▶ _Requirements_
Write the records out again exactly, leaving no images in.

--*--

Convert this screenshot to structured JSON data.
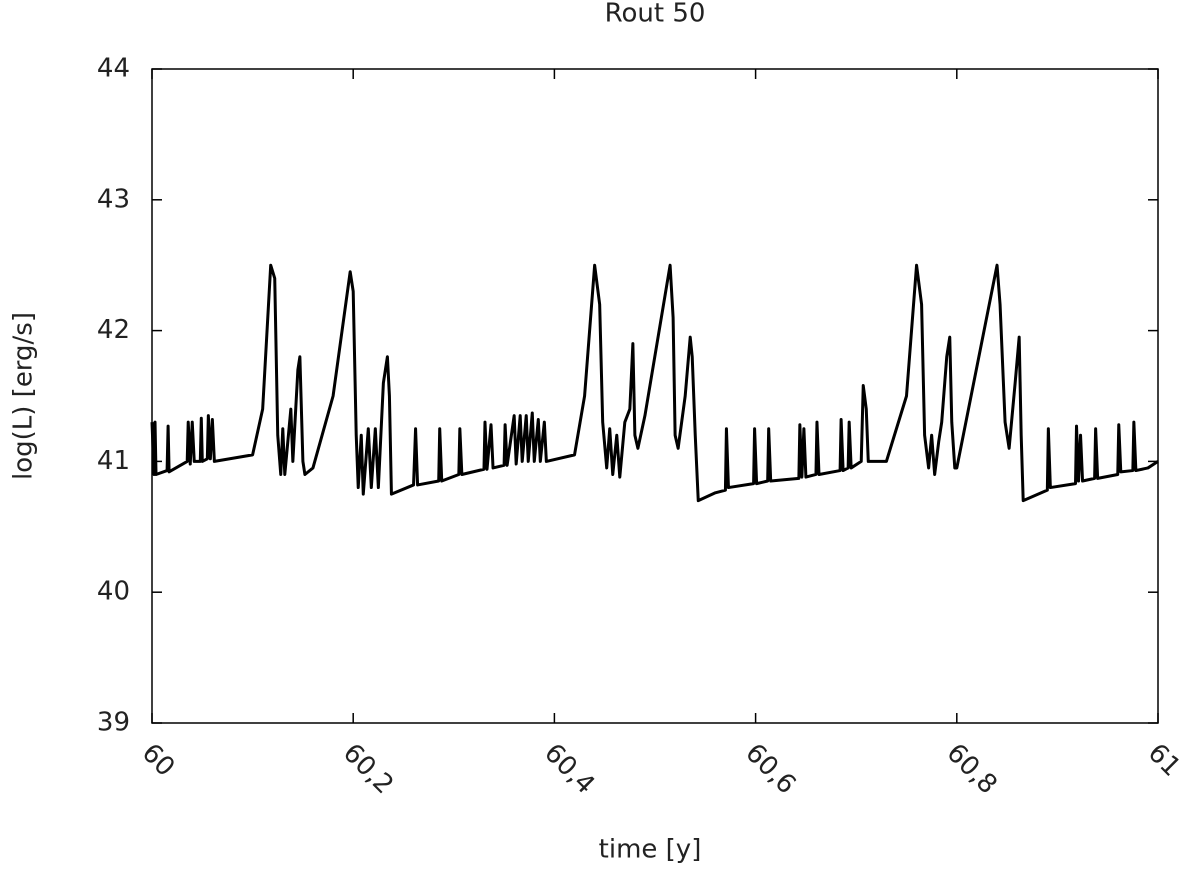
{
  "chart_data": {
    "type": "line",
    "title": "Rout 50",
    "x_label": "time [y]",
    "y_label": "log(L) [erg/s]",
    "color": "#000000",
    "xlim": [
      60,
      61
    ],
    "ylim": [
      39,
      44
    ],
    "xticks": [
      60,
      {
        "value": 60.2,
        "label": "60,2"
      },
      {
        "value": 60.4,
        "label": "60,4"
      },
      {
        "value": 60.6,
        "label": "60,6"
      },
      {
        "value": 60.8,
        "label": "60,8"
      },
      61
    ],
    "yticks": [
      39,
      40,
      41,
      42,
      43,
      44
    ],
    "x": [
      60.0,
      60.002,
      60.003,
      60.004,
      60.015,
      60.016,
      60.017,
      60.035,
      60.036,
      60.038,
      60.04,
      60.042,
      60.048,
      60.049,
      60.05,
      60.055,
      60.056,
      60.058,
      60.06,
      60.062,
      60.1,
      60.11,
      60.118,
      60.122,
      60.125,
      60.128,
      60.13,
      60.132,
      60.138,
      60.14,
      60.145,
      60.147,
      60.15,
      60.152,
      60.16,
      60.18,
      60.197,
      60.2,
      60.203,
      60.205,
      60.208,
      60.21,
      60.215,
      60.218,
      60.222,
      60.225,
      60.23,
      60.234,
      60.236,
      60.238,
      60.26,
      60.262,
      60.264,
      60.285,
      60.286,
      60.288,
      60.305,
      60.306,
      60.308,
      60.33,
      60.331,
      60.333,
      60.337,
      60.339,
      60.35,
      60.351,
      60.353,
      60.36,
      60.362,
      60.366,
      60.368,
      60.372,
      60.374,
      60.378,
      60.38,
      60.384,
      60.386,
      60.39,
      60.392,
      60.42,
      60.43,
      60.44,
      60.445,
      60.448,
      60.452,
      60.455,
      60.458,
      60.462,
      60.465,
      60.47,
      60.475,
      60.478,
      60.48,
      60.483,
      60.49,
      60.515,
      60.518,
      60.52,
      60.523,
      60.53,
      60.535,
      60.537,
      60.54,
      60.543,
      60.56,
      60.57,
      60.571,
      60.573,
      60.598,
      60.599,
      60.601,
      60.612,
      60.613,
      60.615,
      60.643,
      60.644,
      60.646,
      60.648,
      60.65,
      60.66,
      60.661,
      60.663,
      60.684,
      60.685,
      60.687,
      60.692,
      60.693,
      60.695,
      60.705,
      60.707,
      60.71,
      60.712,
      60.73,
      60.75,
      60.76,
      60.765,
      60.768,
      60.772,
      60.775,
      60.778,
      60.782,
      60.785,
      60.79,
      60.793,
      60.795,
      60.798,
      60.8,
      60.84,
      60.843,
      60.848,
      60.852,
      60.858,
      60.862,
      60.864,
      60.866,
      60.89,
      60.891,
      60.893,
      60.918,
      60.919,
      60.921,
      60.923,
      60.925,
      60.937,
      60.938,
      60.94,
      60.96,
      60.961,
      60.963,
      60.975,
      60.976,
      60.978,
      60.99,
      61.0
    ],
    "values": [
      41.3,
      40.9,
      41.3,
      40.9,
      40.93,
      41.27,
      40.92,
      41.0,
      41.3,
      40.98,
      41.3,
      41.0,
      41.0,
      41.33,
      41.0,
      41.02,
      41.35,
      41.02,
      41.32,
      41.0,
      41.05,
      41.4,
      42.5,
      42.4,
      41.2,
      40.9,
      41.25,
      40.9,
      41.4,
      41.0,
      41.7,
      41.8,
      41.0,
      40.9,
      40.95,
      41.5,
      42.45,
      42.3,
      41.2,
      40.8,
      41.2,
      40.75,
      41.25,
      40.8,
      41.25,
      40.8,
      41.6,
      41.8,
      41.5,
      40.75,
      40.82,
      41.25,
      40.82,
      40.85,
      41.25,
      40.85,
      40.9,
      41.25,
      40.9,
      40.94,
      41.3,
      40.94,
      41.28,
      40.95,
      40.97,
      41.28,
      40.97,
      41.35,
      40.98,
      41.35,
      41.0,
      41.35,
      41.0,
      41.37,
      41.0,
      41.32,
      41.0,
      41.3,
      41.0,
      41.05,
      41.5,
      42.5,
      42.2,
      41.3,
      40.95,
      41.25,
      40.9,
      41.2,
      40.88,
      41.3,
      41.4,
      41.9,
      41.2,
      41.1,
      41.35,
      42.5,
      42.1,
      41.2,
      41.1,
      41.5,
      41.95,
      41.8,
      41.2,
      40.7,
      40.76,
      40.78,
      41.25,
      40.8,
      40.83,
      41.25,
      40.83,
      40.85,
      41.25,
      40.85,
      40.87,
      41.28,
      40.88,
      41.25,
      40.88,
      40.9,
      41.3,
      40.9,
      40.93,
      41.32,
      40.93,
      40.95,
      41.3,
      40.95,
      41.0,
      41.58,
      41.4,
      41.0,
      41.0,
      41.5,
      42.5,
      42.2,
      41.2,
      40.95,
      41.2,
      40.9,
      41.15,
      41.3,
      41.8,
      41.95,
      41.3,
      40.95,
      40.95,
      42.5,
      42.2,
      41.3,
      41.1,
      41.6,
      41.95,
      41.2,
      40.7,
      40.78,
      41.25,
      40.8,
      40.83,
      41.27,
      40.85,
      41.2,
      40.85,
      40.87,
      41.25,
      40.87,
      40.9,
      41.28,
      40.92,
      40.93,
      41.3,
      40.93,
      40.95,
      41.0
    ]
  }
}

--*--

▶ _Problem solution_
Convert this screenshot to structured JSON data.
{
  "chart_data": {
    "type": "line",
    "title": "Rout 50",
    "x_label": "time [y]",
    "y_label": "log(L) [erg/s]",
    "color": "#000000",
    "xlim": [
      60,
      61
    ],
    "ylim": [
      39,
      44
    ],
    "xticks": [
      60,
      {
        "value": 60.2,
        "label": "60,2"
      },
      {
        "value": 60.4,
        "label": "60,4"
      },
      {
        "value": 60.6,
        "label": "60,6"
      },
      {
        "value": 60.8,
        "label": "60,8"
      },
      61
    ],
    "yticks": [
      39,
      40,
      41,
      42,
      43,
      44
    ],
    "x": [
      60.0,
      60.002,
      60.003,
      60.004,
      60.015,
      60.016,
      60.017,
      60.035,
      60.036,
      60.038,
      60.04,
      60.042,
      60.048,
      60.049,
      60.05,
      60.055,
      60.056,
      60.058,
      60.06,
      60.062,
      60.1,
      60.11,
      60.118,
      60.122,
      60.125,
      60.128,
      60.13,
      60.132,
      60.138,
      60.14,
      60.145,
      60.147,
      60.15,
      60.152,
      60.16,
      60.18,
      60.197,
      60.2,
      60.203,
      60.205,
      60.208,
      60.21,
      60.215,
      60.218,
      60.222,
      60.225,
      60.23,
      60.234,
      60.236,
      60.238,
      60.26,
      60.262,
      60.264,
      60.285,
      60.286,
      60.288,
      60.305,
      60.306,
      60.308,
      60.33,
      60.331,
      60.333,
      60.337,
      60.339,
      60.35,
      60.351,
      60.353,
      60.36,
      60.362,
      60.366,
      60.368,
      60.372,
      60.374,
      60.378,
      60.38,
      60.384,
      60.386,
      60.39,
      60.392,
      60.42,
      60.43,
      60.44,
      60.445,
      60.448,
      60.452,
      60.455,
      60.458,
      60.462,
      60.465,
      60.47,
      60.475,
      60.478,
      60.48,
      60.483,
      60.49,
      60.515,
      60.518,
      60.52,
      60.523,
      60.53,
      60.535,
      60.537,
      60.54,
      60.543,
      60.56,
      60.57,
      60.571,
      60.573,
      60.598,
      60.599,
      60.601,
      60.612,
      60.613,
      60.615,
      60.643,
      60.644,
      60.646,
      60.648,
      60.65,
      60.66,
      60.661,
      60.663,
      60.684,
      60.685,
      60.687,
      60.692,
      60.693,
      60.695,
      60.705,
      60.707,
      60.71,
      60.712,
      60.73,
      60.75,
      60.76,
      60.765,
      60.768,
      60.772,
      60.775,
      60.778,
      60.782,
      60.785,
      60.79,
      60.793,
      60.795,
      60.798,
      60.8,
      60.84,
      60.843,
      60.848,
      60.852,
      60.858,
      60.862,
      60.864,
      60.866,
      60.89,
      60.891,
      60.893,
      60.918,
      60.919,
      60.921,
      60.923,
      60.925,
      60.937,
      60.938,
      60.94,
      60.96,
      60.961,
      60.963,
      60.975,
      60.976,
      60.978,
      60.99,
      61.0
    ],
    "values": [
      41.3,
      40.9,
      41.3,
      40.9,
      40.93,
      41.27,
      40.92,
      41.0,
      41.3,
      40.98,
      41.3,
      41.0,
      41.0,
      41.33,
      41.0,
      41.02,
      41.35,
      41.02,
      41.32,
      41.0,
      41.05,
      41.4,
      42.5,
      42.4,
      41.2,
      40.9,
      41.25,
      40.9,
      41.4,
      41.0,
      41.7,
      41.8,
      41.0,
      40.9,
      40.95,
      41.5,
      42.45,
      42.3,
      41.2,
      40.8,
      41.2,
      40.75,
      41.25,
      40.8,
      41.25,
      40.8,
      41.6,
      41.8,
      41.5,
      40.75,
      40.82,
      41.25,
      40.82,
      40.85,
      41.25,
      40.85,
      40.9,
      41.25,
      40.9,
      40.94,
      41.3,
      40.94,
      41.28,
      40.95,
      40.97,
      41.28,
      40.97,
      41.35,
      40.98,
      41.35,
      41.0,
      41.35,
      41.0,
      41.37,
      41.0,
      41.32,
      41.0,
      41.3,
      41.0,
      41.05,
      41.5,
      42.5,
      42.2,
      41.3,
      40.95,
      41.25,
      40.9,
      41.2,
      40.88,
      41.3,
      41.4,
      41.9,
      41.2,
      41.1,
      41.35,
      42.5,
      42.1,
      41.2,
      41.1,
      41.5,
      41.95,
      41.8,
      41.2,
      40.7,
      40.76,
      40.78,
      41.25,
      40.8,
      40.83,
      41.25,
      40.83,
      40.85,
      41.25,
      40.85,
      40.87,
      41.28,
      40.88,
      41.25,
      40.88,
      40.9,
      41.3,
      40.9,
      40.93,
      41.32,
      40.93,
      40.95,
      41.3,
      40.95,
      41.0,
      41.58,
      41.4,
      41.0,
      41.0,
      41.5,
      42.5,
      42.2,
      41.2,
      40.95,
      41.2,
      40.9,
      41.15,
      41.3,
      41.8,
      41.95,
      41.3,
      40.95,
      40.95,
      42.5,
      42.2,
      41.3,
      41.1,
      41.6,
      41.95,
      41.2,
      40.7,
      40.78,
      41.25,
      40.8,
      40.83,
      41.27,
      40.85,
      41.2,
      40.85,
      40.87,
      41.25,
      40.87,
      40.9,
      41.28,
      40.92,
      40.93,
      41.3,
      40.93,
      40.95,
      41.0
    ]
  }
}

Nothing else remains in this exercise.